Read the data and repeat all of it exactly.

BEGIN

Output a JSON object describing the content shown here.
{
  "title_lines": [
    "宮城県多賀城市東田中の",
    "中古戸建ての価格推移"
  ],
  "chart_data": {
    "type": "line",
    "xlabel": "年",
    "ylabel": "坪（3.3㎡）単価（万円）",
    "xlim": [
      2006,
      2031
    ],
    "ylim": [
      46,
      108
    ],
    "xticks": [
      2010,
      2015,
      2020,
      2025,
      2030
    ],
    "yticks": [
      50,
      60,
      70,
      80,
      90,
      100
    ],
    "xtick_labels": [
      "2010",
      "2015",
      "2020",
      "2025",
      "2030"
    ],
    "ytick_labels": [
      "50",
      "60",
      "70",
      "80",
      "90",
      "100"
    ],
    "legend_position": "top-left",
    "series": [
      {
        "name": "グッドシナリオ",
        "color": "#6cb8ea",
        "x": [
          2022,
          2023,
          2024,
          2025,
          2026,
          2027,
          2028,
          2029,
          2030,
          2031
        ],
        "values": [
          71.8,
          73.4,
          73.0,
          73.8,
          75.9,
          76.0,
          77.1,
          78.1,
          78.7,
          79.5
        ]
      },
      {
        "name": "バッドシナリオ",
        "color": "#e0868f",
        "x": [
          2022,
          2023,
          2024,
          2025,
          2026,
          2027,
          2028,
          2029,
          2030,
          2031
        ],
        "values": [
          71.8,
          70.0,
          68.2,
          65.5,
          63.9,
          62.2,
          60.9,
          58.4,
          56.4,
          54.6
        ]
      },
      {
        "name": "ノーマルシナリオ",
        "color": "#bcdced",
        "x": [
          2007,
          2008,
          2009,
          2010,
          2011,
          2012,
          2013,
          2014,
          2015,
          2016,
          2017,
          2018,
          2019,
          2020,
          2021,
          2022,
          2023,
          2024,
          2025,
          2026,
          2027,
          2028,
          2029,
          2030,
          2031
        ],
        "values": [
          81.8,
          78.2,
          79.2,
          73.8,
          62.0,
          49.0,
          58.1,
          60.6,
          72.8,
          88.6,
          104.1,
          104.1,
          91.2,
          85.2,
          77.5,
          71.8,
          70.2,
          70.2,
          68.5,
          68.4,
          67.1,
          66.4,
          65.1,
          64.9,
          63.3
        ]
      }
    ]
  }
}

END

#### CORRECT RESPONSE
Output a JSON object describing the content shown here.
{
  "title_lines": [
    "宮城県多賀城市東田中の",
    "中古戸建ての価格推移"
  ],
  "chart_data": {
    "type": "line",
    "xlabel": "年",
    "ylabel": "坪（3.3㎡）単価（万円）",
    "xlim": [
      2006,
      2031
    ],
    "ylim": [
      46,
      108
    ],
    "xticks": [
      2010,
      2015,
      2020,
      2025,
      2030
    ],
    "yticks": [
      50,
      60,
      70,
      80,
      90,
      100
    ],
    "xtick_labels": [
      "2010",
      "2015",
      "2020",
      "2025",
      "2030"
    ],
    "ytick_labels": [
      "50",
      "60",
      "70",
      "80",
      "90",
      "100"
    ],
    "legend_position": "top-left",
    "series": [
      {
        "name": "グッドシナリオ",
        "color": "#6cb8ea",
        "x": [
          2022,
          2023,
          2024,
          2025,
          2026,
          2027,
          2028,
          2029,
          2030,
          2031
        ],
        "values": [
          71.8,
          73.4,
          73.0,
          73.8,
          75.9,
          76.0,
          77.1,
          78.1,
          78.7,
          79.5
        ]
      },
      {
        "name": "バッドシナリオ",
        "color": "#e0868f",
        "x": [
          2022,
          2023,
          2024,
          2025,
          2026,
          2027,
          2028,
          2029,
          2030,
          2031
        ],
        "values": [
          71.8,
          70.0,
          68.2,
          65.5,
          63.9,
          62.2,
          60.9,
          58.4,
          56.4,
          54.6
        ]
      },
      {
        "name": "ノーマルシナリオ",
        "color": "#bcdced",
        "x": [
          2007,
          2008,
          2009,
          2010,
          2011,
          2012,
          2013,
          2014,
          2015,
          2016,
          2017,
          2018,
          2019,
          2020,
          2021,
          2022,
          2023,
          2024,
          2025,
          2026,
          2027,
          2028,
          2029,
          2030,
          2031
        ],
        "values": [
          81.8,
          78.2,
          79.2,
          73.8,
          62.0,
          49.0,
          58.1,
          60.6,
          72.8,
          88.6,
          104.1,
          104.1,
          91.2,
          85.2,
          77.5,
          71.8,
          70.2,
          70.2,
          68.5,
          68.4,
          67.1,
          66.4,
          65.1,
          64.9,
          63.3
        ]
      }
    ]
  }
}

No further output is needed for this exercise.